> **Given request**:
Pictures should be excluded; otherwise, copy every entry exactly.
***** Supplied material
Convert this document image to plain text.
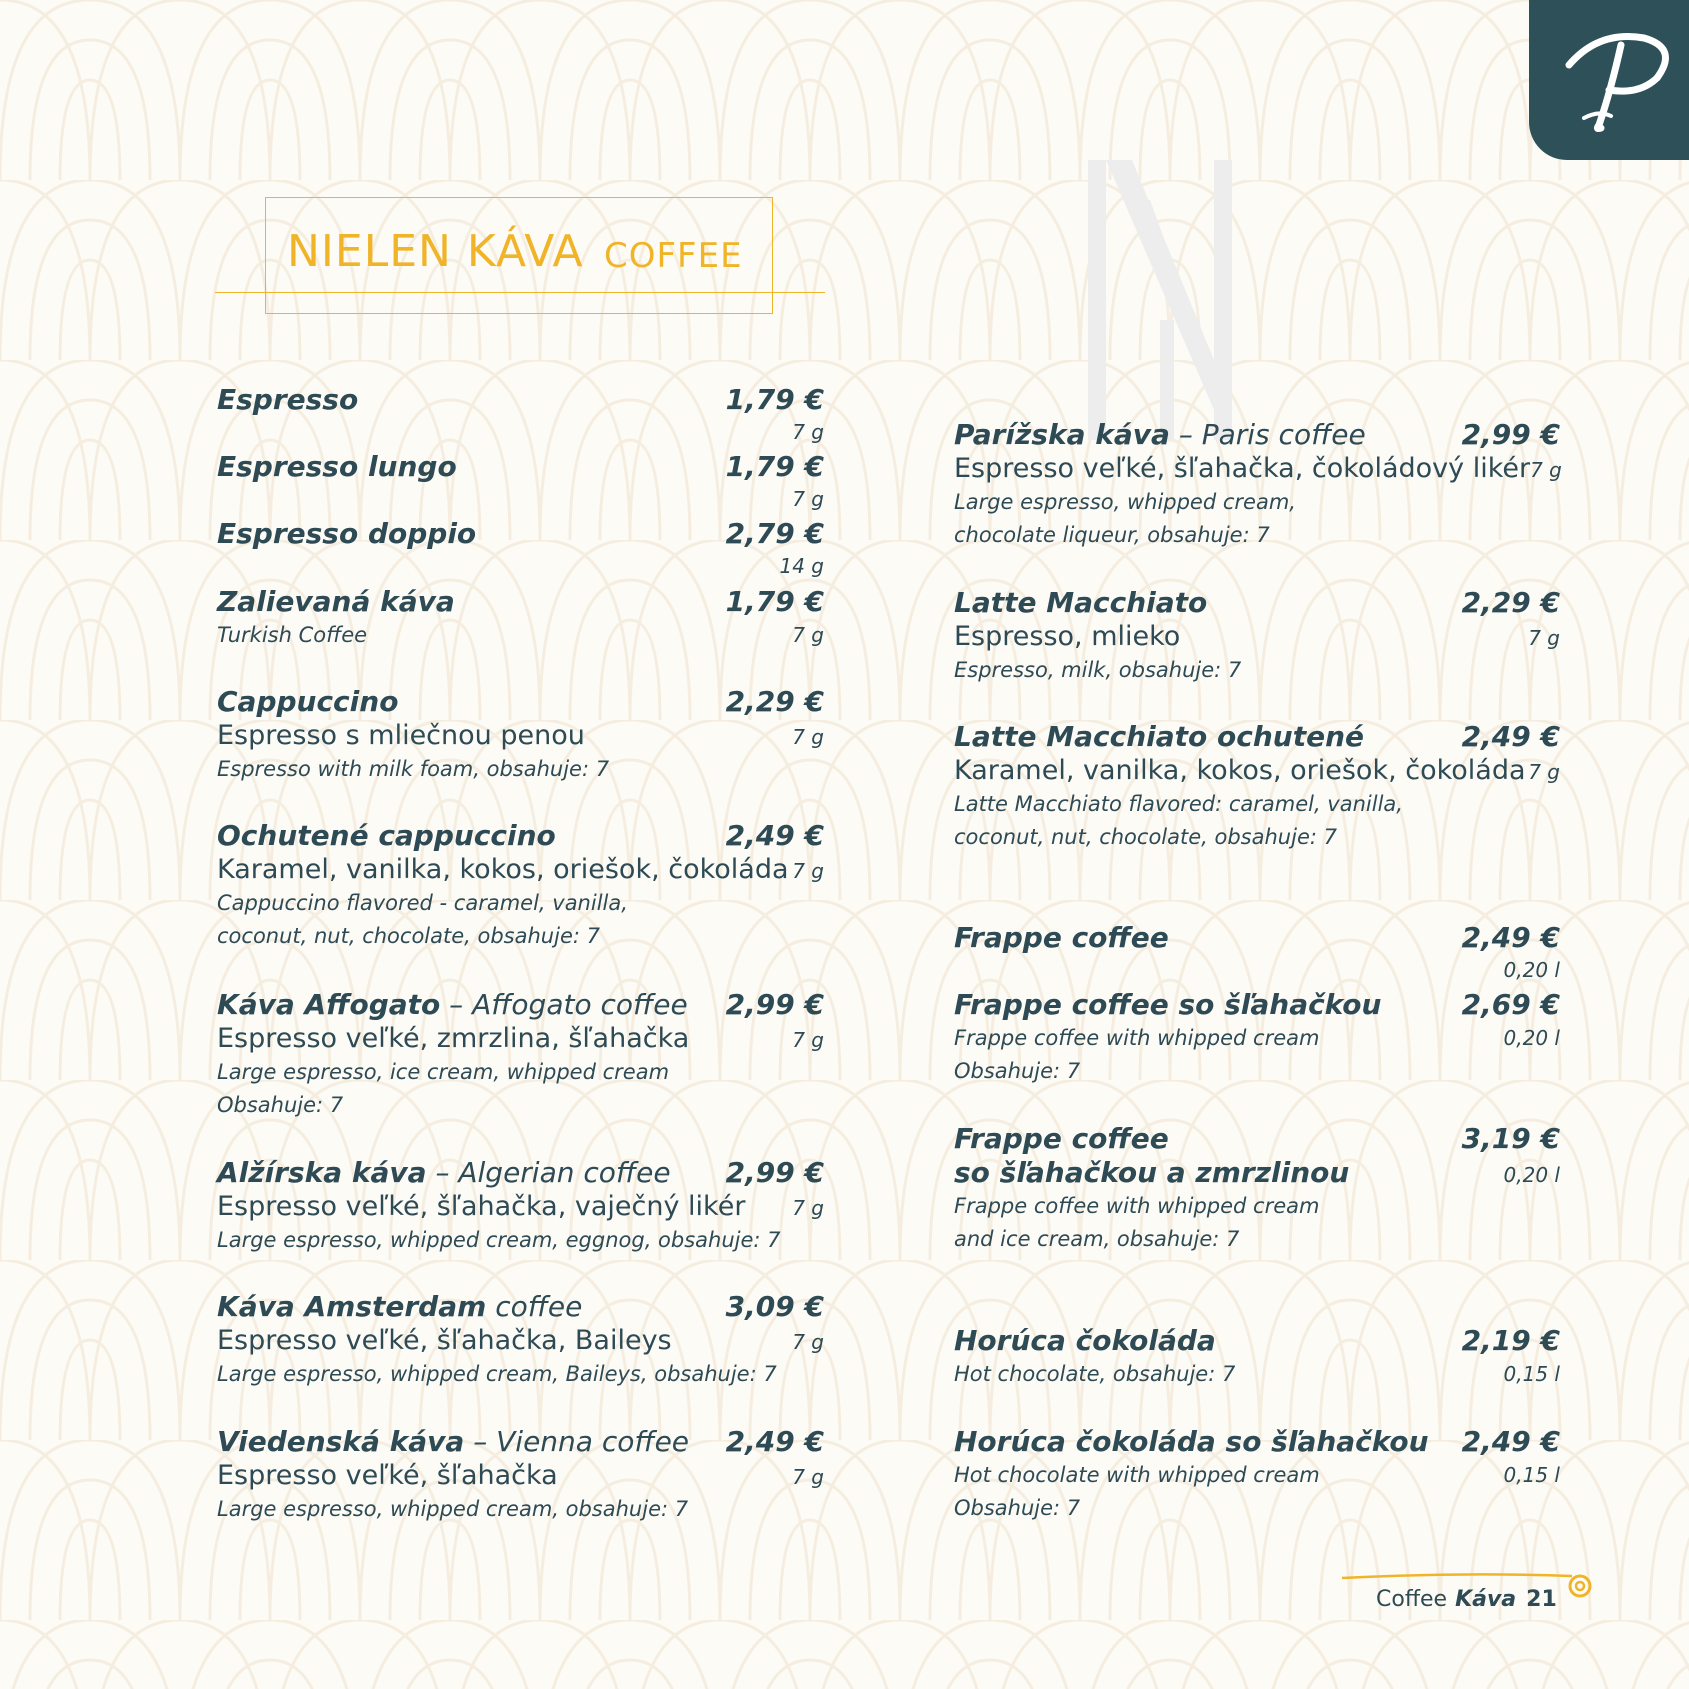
NIELEN KÁVA COFFEE
Espresso	1,79 €
7 g
Espresso lungo	1,79 €
7 g
Espresso doppio	2,79 €
14 g
Zalievaná káva	1,79 €
Turkish Coffee	7 g
Cappuccino	2,29 €
Espresso s mliečnou penou	7 g
Espresso with milk foam, obsahuje: 7
Ochutené cappuccino	2,49 €
Karamel, vanilka, kokos, oriešok, čokoláda 7 g
Cappuccino flavored - caramel, vanilla,
coconut, nut, chocolate, obsahuje: 7
Káva Affogato – Affogato coffee 2,99 €
Espresso veľké, zmrzlina, šľahačka	7 g
Large espresso, ice cream, whipped cream
Obsahuje: 7
Alžírska káva – Algerian coffee 2,99 €
Espresso veľké, šľahačka, vaječný likér 7 g
Large espresso, whipped cream, eggnog, obsahuje: 7
Káva Amsterdam coffee	3,09 €
Espresso veľké, šľahačka, Baileys	7 g
Large espresso, whipped cream, Baileys, obsahuje: 7
Viedenská káva – Vienna coffee 2,49 €
Espresso veľké, šľahačka	7 g
Large espresso, whipped cream, obsahuje: 7
Parížska káva – Paris coffee	2,99 €
Espresso veľké, šľahačka, čokoládový likér 7 g
Large espresso, whipped cream,
chocolate liqueur, obsahuje: 7
Latte Macchiato	2,29 €
Espresso, mlieko	7 g
Espresso, milk, obsahuje: 7
Latte Macchiato ochutené	2,49 €
Karamel, vanilka, kokos, oriešok, čokoláda 7 g
Latte Macchiato flavored: caramel, vanilla,
coconut, nut, chocolate, obsahuje: 7
Frappe coffee	2,49 €
0,20 l
Frappe coffee so šľahačkou	2,69 €
Frappe coffee with whipped cream	0,20 l
Obsahuje: 7
Frappe coffee	3,19 €
so šľahačkou a zmrzlinou	0,20 l
Frappe coffee with whipped cream
and ice cream, obsahuje: 7
Horúca čokoláda	2,19 €
Hot chocolate, obsahuje: 7	0,15 l
Horúca čokoláda so šľahačkou 2,49 €
Hot chocolate with whipped cream	0,15 l
Obsahuje: 7
Coffee Káva 21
**********
> **In response**:
Convert this document image to plain text.
NIELEN KÁVA COFFEE
Espresso	1,79 €
7 g
Espresso lungo	1,79 €
7 g
Espresso doppio	2,79 €
14 g
Zalievaná káva	1,79 €
Turkish Coffee	7 g
Cappuccino	2,29 €
Espresso s mliečnou penou	7 g
Espresso with milk foam, obsahuje: 7
Ochutené cappuccino	2,49 €
Karamel, vanilka, kokos, oriešok, čokoláda 7 g
Cappuccino flavored - caramel, vanilla,
coconut, nut, chocolate, obsahuje: 7
Káva Affogato – Affogato coffee 2,99 €
Espresso veľké, zmrzlina, šľahačka	7 g
Large espresso, ice cream, whipped cream
Obsahuje: 7
Alžírska káva – Algerian coffee 2,99 €
Espresso veľké, šľahačka, vaječný likér 7 g
Large espresso, whipped cream, eggnog, obsahuje: 7
Káva Amsterdam coffee	3,09 €
Espresso veľké, šľahačka, Baileys	7 g
Large espresso, whipped cream, Baileys, obsahuje: 7
Viedenská káva – Vienna coffee 2,49 €
Espresso veľké, šľahačka	7 g
Large espresso, whipped cream, obsahuje: 7
Parížska káva – Paris coffee	2,99 €
Espresso veľké, šľahačka, čokoládový likér 7 g
Large espresso, whipped cream,
chocolate liqueur, obsahuje: 7
Latte Macchiato	2,29 €
Espresso, mlieko	7 g
Espresso, milk, obsahuje: 7
Latte Macchiato ochutené	2,49 €
Karamel, vanilka, kokos, oriešok, čokoláda 7 g
Latte Macchiato flavored: caramel, vanilla,
coconut, nut, chocolate, obsahuje: 7
Frappe coffee	2,49 €
0,20 l
Frappe coffee so šľahačkou	2,69 €
Frappe coffee with whipped cream	0,20 l
Obsahuje: 7
Frappe coffee	3,19 €
so šľahačkou a zmrzlinou	0,20 l
Frappe coffee with whipped cream
and ice cream, obsahuje: 7
Horúca čokoláda	2,19 €
Hot chocolate, obsahuje: 7	0,15 l
Horúca čokoláda so šľahačkou 2,49 €
Hot chocolate with whipped cream	0,15 l
Obsahuje: 7
Coffee Káva 21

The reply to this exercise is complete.